● Task objective: Scan the lines and state how many carry "selection". Leave out everything but the number.

Data records:
Begin
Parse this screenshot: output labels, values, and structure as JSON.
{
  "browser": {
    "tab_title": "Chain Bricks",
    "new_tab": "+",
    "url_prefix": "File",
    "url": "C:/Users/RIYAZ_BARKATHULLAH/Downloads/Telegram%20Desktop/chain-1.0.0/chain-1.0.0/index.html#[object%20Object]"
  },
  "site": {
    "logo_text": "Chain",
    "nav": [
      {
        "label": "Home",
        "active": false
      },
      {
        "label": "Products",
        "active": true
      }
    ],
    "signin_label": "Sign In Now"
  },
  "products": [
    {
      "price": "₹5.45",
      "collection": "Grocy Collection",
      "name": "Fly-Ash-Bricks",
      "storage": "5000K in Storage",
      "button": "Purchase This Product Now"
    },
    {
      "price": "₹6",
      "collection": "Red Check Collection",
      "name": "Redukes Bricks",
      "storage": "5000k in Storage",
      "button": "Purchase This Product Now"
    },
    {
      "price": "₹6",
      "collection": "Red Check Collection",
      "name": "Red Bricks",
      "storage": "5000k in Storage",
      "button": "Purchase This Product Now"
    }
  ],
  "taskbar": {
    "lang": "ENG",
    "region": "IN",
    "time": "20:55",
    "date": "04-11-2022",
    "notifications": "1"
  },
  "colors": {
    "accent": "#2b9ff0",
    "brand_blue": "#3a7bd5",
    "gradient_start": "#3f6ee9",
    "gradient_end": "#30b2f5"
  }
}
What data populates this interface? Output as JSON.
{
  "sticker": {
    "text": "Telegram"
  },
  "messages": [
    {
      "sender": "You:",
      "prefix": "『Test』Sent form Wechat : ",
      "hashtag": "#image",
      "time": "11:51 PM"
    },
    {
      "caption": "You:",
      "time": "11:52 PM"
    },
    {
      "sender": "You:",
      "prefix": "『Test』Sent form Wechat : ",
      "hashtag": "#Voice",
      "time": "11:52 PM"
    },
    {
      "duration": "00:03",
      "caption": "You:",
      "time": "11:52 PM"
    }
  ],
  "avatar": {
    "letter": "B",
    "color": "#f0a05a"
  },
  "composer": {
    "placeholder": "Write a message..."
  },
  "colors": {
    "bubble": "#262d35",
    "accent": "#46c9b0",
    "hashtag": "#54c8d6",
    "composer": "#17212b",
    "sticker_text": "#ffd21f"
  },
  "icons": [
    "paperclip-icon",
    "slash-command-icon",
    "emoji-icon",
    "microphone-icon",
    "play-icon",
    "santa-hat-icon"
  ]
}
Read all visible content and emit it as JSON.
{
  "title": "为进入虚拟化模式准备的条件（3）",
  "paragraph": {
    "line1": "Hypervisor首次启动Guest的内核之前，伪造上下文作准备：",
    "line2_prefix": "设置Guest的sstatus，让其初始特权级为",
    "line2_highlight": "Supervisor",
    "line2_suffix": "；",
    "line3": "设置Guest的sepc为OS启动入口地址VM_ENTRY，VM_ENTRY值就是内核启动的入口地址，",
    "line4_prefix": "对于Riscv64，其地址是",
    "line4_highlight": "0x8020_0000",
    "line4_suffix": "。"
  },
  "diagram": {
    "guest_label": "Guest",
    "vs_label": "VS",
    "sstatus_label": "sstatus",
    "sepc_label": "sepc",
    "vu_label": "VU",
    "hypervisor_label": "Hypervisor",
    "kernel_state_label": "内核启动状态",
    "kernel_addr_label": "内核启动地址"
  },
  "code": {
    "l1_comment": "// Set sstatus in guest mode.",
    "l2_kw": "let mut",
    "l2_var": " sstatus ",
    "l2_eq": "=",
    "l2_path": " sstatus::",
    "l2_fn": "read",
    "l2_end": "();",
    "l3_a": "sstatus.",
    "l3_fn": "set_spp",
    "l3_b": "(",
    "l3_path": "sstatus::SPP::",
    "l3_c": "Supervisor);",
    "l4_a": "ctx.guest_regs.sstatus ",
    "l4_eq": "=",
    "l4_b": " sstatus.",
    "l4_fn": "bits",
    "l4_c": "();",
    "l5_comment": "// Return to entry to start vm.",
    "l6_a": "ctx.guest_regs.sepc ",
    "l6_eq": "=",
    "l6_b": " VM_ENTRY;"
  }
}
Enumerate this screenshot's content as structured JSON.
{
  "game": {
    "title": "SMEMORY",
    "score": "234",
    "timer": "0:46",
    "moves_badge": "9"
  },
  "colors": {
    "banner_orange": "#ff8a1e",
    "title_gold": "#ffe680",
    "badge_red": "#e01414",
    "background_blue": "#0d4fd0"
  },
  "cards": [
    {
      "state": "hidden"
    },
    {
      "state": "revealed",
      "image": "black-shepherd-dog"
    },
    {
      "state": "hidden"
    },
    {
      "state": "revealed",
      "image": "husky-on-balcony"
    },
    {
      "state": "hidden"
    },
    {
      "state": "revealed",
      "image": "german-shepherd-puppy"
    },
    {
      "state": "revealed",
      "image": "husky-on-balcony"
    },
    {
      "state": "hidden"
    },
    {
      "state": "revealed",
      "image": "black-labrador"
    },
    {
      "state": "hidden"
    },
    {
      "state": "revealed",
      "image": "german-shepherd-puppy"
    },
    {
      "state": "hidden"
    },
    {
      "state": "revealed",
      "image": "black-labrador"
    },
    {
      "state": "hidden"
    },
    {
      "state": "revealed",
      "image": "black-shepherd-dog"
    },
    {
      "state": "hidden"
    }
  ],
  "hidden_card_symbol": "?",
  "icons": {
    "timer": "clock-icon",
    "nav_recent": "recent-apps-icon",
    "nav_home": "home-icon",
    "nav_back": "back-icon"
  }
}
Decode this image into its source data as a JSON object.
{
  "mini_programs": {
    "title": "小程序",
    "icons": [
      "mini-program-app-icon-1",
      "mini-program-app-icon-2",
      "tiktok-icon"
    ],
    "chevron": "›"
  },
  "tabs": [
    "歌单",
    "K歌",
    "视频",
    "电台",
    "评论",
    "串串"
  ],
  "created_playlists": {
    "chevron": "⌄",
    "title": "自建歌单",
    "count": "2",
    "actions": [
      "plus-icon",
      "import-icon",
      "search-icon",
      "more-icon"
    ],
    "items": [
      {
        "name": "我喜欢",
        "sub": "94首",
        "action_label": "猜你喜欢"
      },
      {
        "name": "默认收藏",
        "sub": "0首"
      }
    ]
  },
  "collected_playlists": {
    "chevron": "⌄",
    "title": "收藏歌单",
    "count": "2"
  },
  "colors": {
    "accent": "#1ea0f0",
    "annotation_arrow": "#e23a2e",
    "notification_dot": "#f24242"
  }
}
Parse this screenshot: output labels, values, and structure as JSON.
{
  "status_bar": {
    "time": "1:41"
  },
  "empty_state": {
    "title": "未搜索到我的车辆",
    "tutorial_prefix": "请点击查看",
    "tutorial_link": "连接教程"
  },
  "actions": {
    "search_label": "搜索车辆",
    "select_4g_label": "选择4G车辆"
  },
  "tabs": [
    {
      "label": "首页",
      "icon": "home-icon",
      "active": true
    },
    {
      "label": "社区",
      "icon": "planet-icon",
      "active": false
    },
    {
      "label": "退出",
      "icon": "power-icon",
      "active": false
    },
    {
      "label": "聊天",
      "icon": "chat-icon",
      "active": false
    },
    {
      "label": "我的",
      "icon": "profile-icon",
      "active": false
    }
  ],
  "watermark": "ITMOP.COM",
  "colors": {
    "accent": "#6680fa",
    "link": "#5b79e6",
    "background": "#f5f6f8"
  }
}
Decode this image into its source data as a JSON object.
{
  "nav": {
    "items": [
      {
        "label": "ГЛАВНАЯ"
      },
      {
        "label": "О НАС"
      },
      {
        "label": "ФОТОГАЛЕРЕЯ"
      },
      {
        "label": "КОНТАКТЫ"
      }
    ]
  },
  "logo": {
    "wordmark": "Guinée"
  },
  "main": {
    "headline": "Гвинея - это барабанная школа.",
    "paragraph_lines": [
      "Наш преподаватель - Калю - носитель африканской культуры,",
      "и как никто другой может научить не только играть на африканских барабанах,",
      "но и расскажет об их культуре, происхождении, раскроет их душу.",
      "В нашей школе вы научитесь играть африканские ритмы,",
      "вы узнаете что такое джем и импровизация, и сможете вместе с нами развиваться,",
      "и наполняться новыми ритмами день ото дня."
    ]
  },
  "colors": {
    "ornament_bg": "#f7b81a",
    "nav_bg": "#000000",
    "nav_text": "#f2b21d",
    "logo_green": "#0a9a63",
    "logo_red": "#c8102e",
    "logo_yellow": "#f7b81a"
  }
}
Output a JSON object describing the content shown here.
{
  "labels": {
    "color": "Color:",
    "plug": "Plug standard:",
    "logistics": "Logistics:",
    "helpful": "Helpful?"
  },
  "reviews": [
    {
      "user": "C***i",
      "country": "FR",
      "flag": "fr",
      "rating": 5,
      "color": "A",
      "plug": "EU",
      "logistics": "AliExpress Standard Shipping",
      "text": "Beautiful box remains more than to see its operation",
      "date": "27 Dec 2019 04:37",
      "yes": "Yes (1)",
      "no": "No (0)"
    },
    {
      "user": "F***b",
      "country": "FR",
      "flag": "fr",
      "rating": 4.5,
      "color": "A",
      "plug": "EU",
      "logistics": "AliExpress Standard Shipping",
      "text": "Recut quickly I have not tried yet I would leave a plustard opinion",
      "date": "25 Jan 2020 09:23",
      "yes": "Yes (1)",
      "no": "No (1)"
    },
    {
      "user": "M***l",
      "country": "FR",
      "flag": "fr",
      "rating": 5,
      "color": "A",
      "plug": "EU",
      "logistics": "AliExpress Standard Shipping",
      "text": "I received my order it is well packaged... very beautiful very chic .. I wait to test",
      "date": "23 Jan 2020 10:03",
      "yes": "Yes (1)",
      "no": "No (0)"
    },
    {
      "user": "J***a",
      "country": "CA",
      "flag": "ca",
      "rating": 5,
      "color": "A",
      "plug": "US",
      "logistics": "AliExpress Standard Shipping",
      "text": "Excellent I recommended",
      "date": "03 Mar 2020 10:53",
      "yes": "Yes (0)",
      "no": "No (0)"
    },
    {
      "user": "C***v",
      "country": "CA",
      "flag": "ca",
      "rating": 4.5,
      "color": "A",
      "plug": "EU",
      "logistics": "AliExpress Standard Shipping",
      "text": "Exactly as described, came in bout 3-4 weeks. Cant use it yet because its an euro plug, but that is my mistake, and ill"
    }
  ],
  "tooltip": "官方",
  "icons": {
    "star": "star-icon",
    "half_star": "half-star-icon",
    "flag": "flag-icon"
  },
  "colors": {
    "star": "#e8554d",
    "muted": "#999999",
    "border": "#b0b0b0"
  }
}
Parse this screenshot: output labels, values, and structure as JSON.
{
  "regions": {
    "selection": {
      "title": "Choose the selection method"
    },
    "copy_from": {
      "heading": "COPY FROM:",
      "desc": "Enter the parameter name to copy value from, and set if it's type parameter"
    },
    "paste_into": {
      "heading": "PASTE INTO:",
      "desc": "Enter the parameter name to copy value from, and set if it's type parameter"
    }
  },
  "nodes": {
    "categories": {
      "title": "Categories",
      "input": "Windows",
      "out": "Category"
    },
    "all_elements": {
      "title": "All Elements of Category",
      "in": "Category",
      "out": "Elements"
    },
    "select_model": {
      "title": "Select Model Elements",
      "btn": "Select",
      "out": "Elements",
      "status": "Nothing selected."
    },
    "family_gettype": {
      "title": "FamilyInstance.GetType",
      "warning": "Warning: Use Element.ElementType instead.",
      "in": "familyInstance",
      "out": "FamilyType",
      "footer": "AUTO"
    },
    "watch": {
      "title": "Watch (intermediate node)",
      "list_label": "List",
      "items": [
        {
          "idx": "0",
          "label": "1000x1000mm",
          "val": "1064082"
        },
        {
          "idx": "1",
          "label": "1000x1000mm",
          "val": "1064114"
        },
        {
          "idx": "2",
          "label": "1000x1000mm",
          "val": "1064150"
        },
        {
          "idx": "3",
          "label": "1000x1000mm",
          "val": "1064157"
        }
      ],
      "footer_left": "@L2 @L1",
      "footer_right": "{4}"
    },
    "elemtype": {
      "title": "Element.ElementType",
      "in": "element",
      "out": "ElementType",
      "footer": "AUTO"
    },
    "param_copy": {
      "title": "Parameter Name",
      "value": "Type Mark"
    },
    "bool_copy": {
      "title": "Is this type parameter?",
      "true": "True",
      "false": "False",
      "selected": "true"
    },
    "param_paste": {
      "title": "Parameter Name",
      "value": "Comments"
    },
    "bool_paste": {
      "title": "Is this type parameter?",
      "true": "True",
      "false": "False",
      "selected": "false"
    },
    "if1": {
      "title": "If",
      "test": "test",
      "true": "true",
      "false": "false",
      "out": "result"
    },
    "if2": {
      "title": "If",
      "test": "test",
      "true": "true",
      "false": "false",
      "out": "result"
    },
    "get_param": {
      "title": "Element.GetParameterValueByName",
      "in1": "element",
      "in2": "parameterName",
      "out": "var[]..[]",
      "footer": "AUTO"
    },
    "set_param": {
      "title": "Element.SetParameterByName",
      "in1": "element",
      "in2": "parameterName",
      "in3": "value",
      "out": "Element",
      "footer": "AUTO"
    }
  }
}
End
● Output of the task: 2